*Task brief*:
Find the number of lines below in which the word "JSON" appears, and write that number only.

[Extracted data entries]
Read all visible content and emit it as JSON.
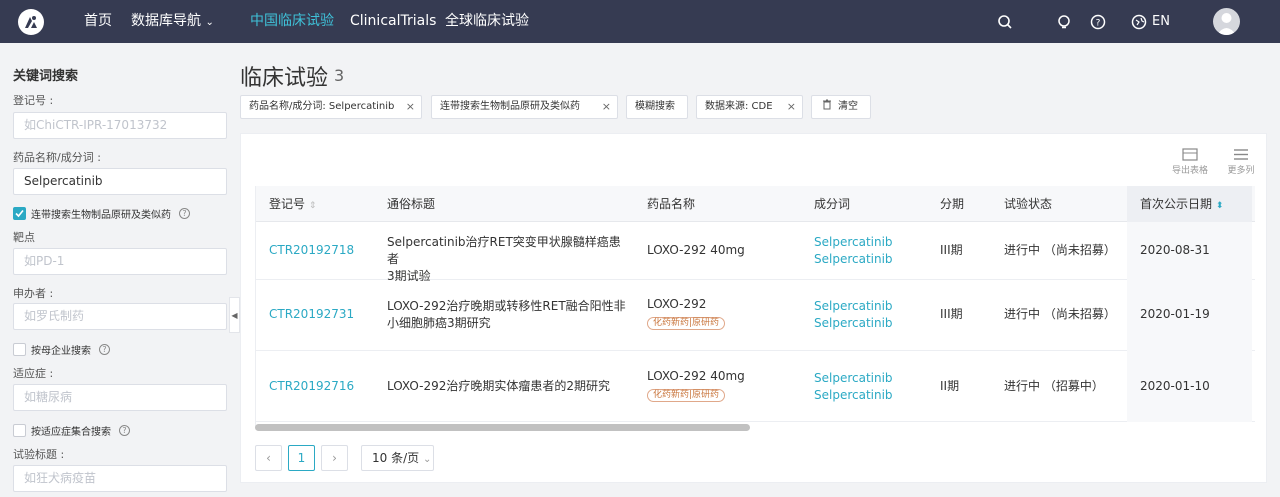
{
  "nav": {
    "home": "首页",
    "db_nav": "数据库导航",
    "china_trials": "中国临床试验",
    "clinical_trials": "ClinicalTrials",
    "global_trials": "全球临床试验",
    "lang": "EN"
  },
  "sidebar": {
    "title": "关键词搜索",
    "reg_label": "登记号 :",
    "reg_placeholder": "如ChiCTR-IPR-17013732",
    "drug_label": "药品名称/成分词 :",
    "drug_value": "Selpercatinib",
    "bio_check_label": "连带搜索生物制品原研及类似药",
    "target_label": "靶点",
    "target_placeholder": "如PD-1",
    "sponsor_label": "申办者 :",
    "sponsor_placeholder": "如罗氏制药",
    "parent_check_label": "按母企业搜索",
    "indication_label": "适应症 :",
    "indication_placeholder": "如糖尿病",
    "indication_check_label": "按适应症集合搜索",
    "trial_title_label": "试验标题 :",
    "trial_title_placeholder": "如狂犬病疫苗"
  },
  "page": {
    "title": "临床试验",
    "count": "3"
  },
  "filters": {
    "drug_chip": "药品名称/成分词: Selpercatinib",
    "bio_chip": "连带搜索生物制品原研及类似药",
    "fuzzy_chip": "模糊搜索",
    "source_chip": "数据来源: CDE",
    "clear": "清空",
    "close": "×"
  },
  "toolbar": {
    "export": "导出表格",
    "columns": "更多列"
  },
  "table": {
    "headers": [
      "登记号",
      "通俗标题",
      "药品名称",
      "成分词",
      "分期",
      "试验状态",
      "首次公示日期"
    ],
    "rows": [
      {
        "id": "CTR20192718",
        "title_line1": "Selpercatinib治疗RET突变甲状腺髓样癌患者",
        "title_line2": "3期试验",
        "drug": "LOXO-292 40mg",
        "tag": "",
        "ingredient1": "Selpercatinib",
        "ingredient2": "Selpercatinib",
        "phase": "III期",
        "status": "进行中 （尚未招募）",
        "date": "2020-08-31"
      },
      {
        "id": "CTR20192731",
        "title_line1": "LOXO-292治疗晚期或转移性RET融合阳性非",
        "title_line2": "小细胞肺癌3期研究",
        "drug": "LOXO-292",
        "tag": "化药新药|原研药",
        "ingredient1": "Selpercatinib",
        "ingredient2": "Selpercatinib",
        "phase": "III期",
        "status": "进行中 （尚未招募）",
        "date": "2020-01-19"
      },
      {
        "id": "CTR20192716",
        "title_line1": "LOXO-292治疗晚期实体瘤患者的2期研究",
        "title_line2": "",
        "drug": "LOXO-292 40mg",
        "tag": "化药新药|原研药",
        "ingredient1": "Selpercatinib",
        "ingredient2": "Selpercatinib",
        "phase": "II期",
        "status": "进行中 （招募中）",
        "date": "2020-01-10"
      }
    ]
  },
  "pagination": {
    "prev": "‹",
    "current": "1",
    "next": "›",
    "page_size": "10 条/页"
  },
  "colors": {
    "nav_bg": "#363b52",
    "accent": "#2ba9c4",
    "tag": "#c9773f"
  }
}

--

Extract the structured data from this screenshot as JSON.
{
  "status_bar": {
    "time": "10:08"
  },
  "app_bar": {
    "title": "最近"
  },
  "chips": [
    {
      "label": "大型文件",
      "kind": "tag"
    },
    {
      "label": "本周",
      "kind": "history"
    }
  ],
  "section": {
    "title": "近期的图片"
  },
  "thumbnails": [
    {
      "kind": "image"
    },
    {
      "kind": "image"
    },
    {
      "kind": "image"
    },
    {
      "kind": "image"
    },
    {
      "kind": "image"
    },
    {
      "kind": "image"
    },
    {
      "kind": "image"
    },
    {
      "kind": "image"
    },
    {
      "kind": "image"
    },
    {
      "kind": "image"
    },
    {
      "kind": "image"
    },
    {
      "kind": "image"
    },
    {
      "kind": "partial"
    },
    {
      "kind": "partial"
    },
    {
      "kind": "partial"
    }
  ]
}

*Written response*:
2